| Exercise description |
Out of the data below, copy every line with the string "Percentage".
------ Material to process ------
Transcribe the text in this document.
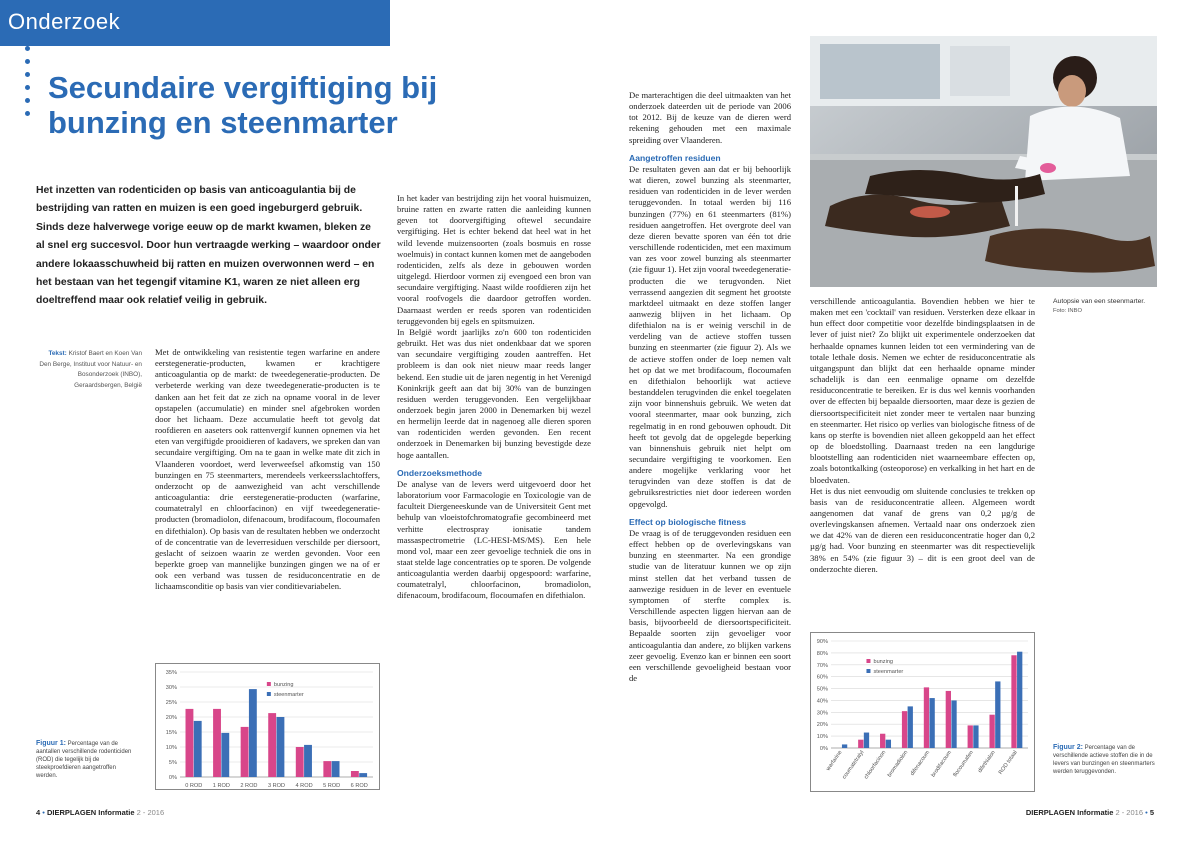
Onderzoek
Secundaire vergiftiging bij
bunzing en steenmarter

Het inzetten van rodenticiden op basis van anticoagulantia bij de bestrijding van ratten en muizen is een goed ingeburgerd gebruik. Sinds deze halverwege vorige eeuw op de markt kwamen, bleken ze al snel erg succesvol. Door hun vertraagde werking – waardoor onder andere lokaasschuwheid bij ratten en muizen overwonnen werd – en het bestaan van het tegengif vitamine K1, waren ze niet alleen erg doeltreffend maar ook relatief veilig in gebruik.

Tekst: Kristof Baert en Koen Van Den Berge, Instituut voor Natuur- en Bosonderzoek (INBO), Geraardsbergen, België

Met de ontwikkeling van resistentie tegen warfarine en andere eerstegeneratie-producten, kwamen er krachtigere anticoagulantia op de markt: de tweedegeneratie-producten. De verbeterde werking van deze tweedegeneratie-producten is te danken aan het feit dat ze zich na opname vooral in de lever opstapelen (accumulatie) en minder snel afgebroken worden door het lichaam. Deze accumulatie heeft tot gevolg dat roofdieren en aaseters ook rattenvergif kunnen opnemen via het eten van vergiftigde prooidieren of kadavers, we spreken dan van secundaire vergiftiging. Om na te gaan in welke mate dit zich in Vlaanderen voordoet, werd leverweefsel afkomstig van 150 bunzingen en 75 steenmarters, merendeels verkeersslachtoffers, onderzocht op de aanwezigheid van acht verschillende anticoagulantia: drie eerstegeneratie-producten (warfarine, coumatetralyl en chloorfacinon) en vijf tweedegeneratie-producten (bromadiolon, difenacoum, brodifacoum, flocoumafen en difethialon). Op basis van de resultaten hebben we onderzocht of de concentratie van de leverresiduen verschilde per diersoort, geslacht of seizoen waarin ze werden gevonden. Voor een beperkte groep van mannelijke bunzingen gingen we na of er ook een verband was tussen de residuconcentratie en de lichaamsconditie op basis van vier conditievariabelen.

In het kader van bestrijding zijn het vooral huismuizen, bruine ratten en zwarte ratten die aanleiding kunnen geven tot doorvergiftiging oftewel secundaire vergiftiging. Het is echter bekend dat heel wat in het wild levende muizensoorten (zoals bosmuis en rosse woelmuis) in contact kunnen komen met de aangeboden rodenticiden, zelfs als deze in gebouwen worden uitgelegd. Hierdoor vormen zij evengoed een bron van secundaire vergiftiging. Naast wilde roofdieren zijn het vooral roofvogels die daardoor getroffen worden. Daarnaast werden er reeds sporen van rodenticiden teruggevonden bij egels en spitsmuizen.

In België wordt jaarlijks zo'n 600 ton rodenticiden gebruikt. Het was dus niet ondenkbaar dat we sporen van secundaire vergiftiging zouden aantreffen. Het probleem is dan ook niet nieuw maar reeds langer bekend. Een studie uit de jaren negentig in het Verenigd Koninkrijk geeft aan dat bij 30% van de bunzingen residuen werden teruggevonden. Een vergelijkbaar onderzoek begin jaren 2000 in Denemarken bij wezel en hermelijn leerde dat in nagenoeg alle dieren sporen van rodenticiden werden gevonden. Een recent onderzoek in Denemarken bij bunzing bevestigde deze hoge aantallen.

Onderzoeksmethode

De analyse van de levers werd uitgevoerd door het laboratorium voor Farmacologie en Toxicologie van de faculteit Diergeneeskunde van de Universiteit Gent met behulp van vloeistofchromatografie gecombineerd met verhitte electrospray ionisatie tandem massaspectrometrie (LC-HESI-MS/MS). Een hele mond vol, maar een zeer gevoelige techniek die ons in staat stelde lage concentraties op te sporen. De volgende anticoagulantia werden daarbij opgespoord: warfarine, coumatetralyl, chloorfacinon, bromadiolon, difenacoum, brodifacoum, flocoumafen en difethialon.

De marterachtigen die deel uitmaakten van het onderzoek dateerden uit de periode van 2006 tot 2012. Bij de keuze van de dieren werd rekening gehouden met een maximale spreiding over Vlaanderen.

Aangetroffen residuen

De resultaten geven aan dat er bij behoorlijk wat dieren, zowel bunzing als steenmarter, residuen van rodenticiden in de lever werden teruggevonden. In totaal werden bij 116 bunzingen (77%) en 61 steenmarters (81%) residuen aangetroffen. Het overgrote deel van deze dieren bevatte sporen van één tot drie verschillende rodenticiden, met een maximum van zes voor zowel bunzing als steenmarter (zie figuur 1). Het zijn vooral tweedegeneratie-producten die we terugvonden. Niet verrassend aangezien dit segment het grootste marktdeel uitmaakt en deze stoffen langer aanwezig blijven in het lichaam. Op difethialon na is er weinig verschil in de verdeling van de actieve stoffen tussen bunzing en steenmarter (zie figuur 2). Als we de actieve stoffen onder de loep nemen valt het op dat we met brodifacoum, flocoumafen en difethialon behoorlijk wat actieve bestanddelen terugvinden die enkel toegelaten zijn voor binnenshuis gebruik. We weten dat vooral steenmarter, maar ook bunzing, zich regelmatig in en rond gebouwen ophoudt. Dit heeft tot gevolg dat de opgelegde beperking van binnenshuis gebruik niet helpt om secundaire vergiftiging te voorkomen. Een andere mogelijke verklaring voor het terugvinden van deze stoffen is dat de gebruiksrestricties niet door iedereen worden opgevolgd.

Effect op biologische fitness

De vraag is of de teruggevonden residuen een effect hebben op de overlevingskans van bunzing en steenmarter. Na een grondige studie van de literatuur kunnen we op zijn minst stellen dat het verband tussen de aanwezige residuen in de lever en eventuele symptomen of sterfte complex is. Verschillende aspecten liggen hiervan aan de basis, bijvoorbeeld de diersoortspecificiteit. Bepaalde soorten zijn gevoeliger voor anticoagulantia dan andere, zo blijken varkens zeer gevoelig. Evenzo kan er binnen een soort een verschillende gevoeligheid bestaan voor de

verschillende anticoagulantia. Bovendien hebben we hier te maken met een 'cocktail' van residuen. Versterken deze elkaar in hun effect door competitie voor dezelfde bindingsplaatsen in de lever of juist niet? Zo blijkt uit experimentele onderzoeken dat herhaalde opnames kunnen leiden tot een vermindering van de totale lethale dosis. Nemen we echter de residuconcentratie als uitgangspunt dan blijkt dat een herhaalde opname minder schadelijk is dan een eenmalige opname om dezelfde residuconcentratie te bereiken. Er is dus wel kennis voorhanden over de effecten bij bepaalde diersoorten, maar deze is gezien de diersoortspecificiteit niet zonder meer te vertalen naar bunzing en steenmarter. Het risico op verlies van biologische fitness of de kans op sterfte is bovendien niet alleen gekoppeld aan het effect op de bloedstolling. Daarnaast treden na een langdurige blootstelling aan rodenticiden niet waarneembare effecten op, zoals botontkalking (osteoporose) en verkalking in het hart en de bloedvaten.

Het is dus niet eenvoudig om sluitende conclusies te trekken op basis van de residuconcentratie alleen. Algemeen wordt aangenomen dat vanaf de grens van 0,2 µg/g de overlevingskansen afnemen. Vertaald naar ons onderzoek zien we dat 42% van de dieren een residuconcentratie hoger dan 0,2 µg/g had. Voor bunzing en steenmarter was dit respectievelijk 38% en 54% (zie figuur 3) – dit is een groot deel van de onderzochte dieren.

Autopsie van een steenmarter. Foto: INBO
0%
5%
10%
15%
20%
25%
30%
35%
0 ROD 1 ROD 2 ROD 3 ROD 4 ROD 5 ROD 6 ROD
bunzing
steenmarter
Figuur 1: Percentage van de aantallen verschillende rodenticiden (ROD) die tegelijk bij de steekproefdieren aangetroffen werden.
0%
10%
20%
30%
40%
50%
60%
70%
80%
90%
warfarine
coumatetralyl
chloorfacinon bromadiolon difenacoum brodifacoum flocoumafen difethialon ROD totaal
bunzing
steenmarter
Figuur 2: Percentage van de verschillende actieve stoffen die in de levers van bunzingen en steenmarters werden teruggevonden.
4 • DIERPLAGEN Informatie 2 - 2016	DIERPLAGEN Informatie 2 - 2016 • 5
------
| Result for this task |
Figuur 1: Percentage van de aantallen verschillende rodenticiden (ROD) die tegelijk bij de steekproefdieren aangetroffen werden.
Figuur 2: Percentage van de verschillende actieve stoffen die in de levers van bunzingen en steenmarters werden teruggevonden.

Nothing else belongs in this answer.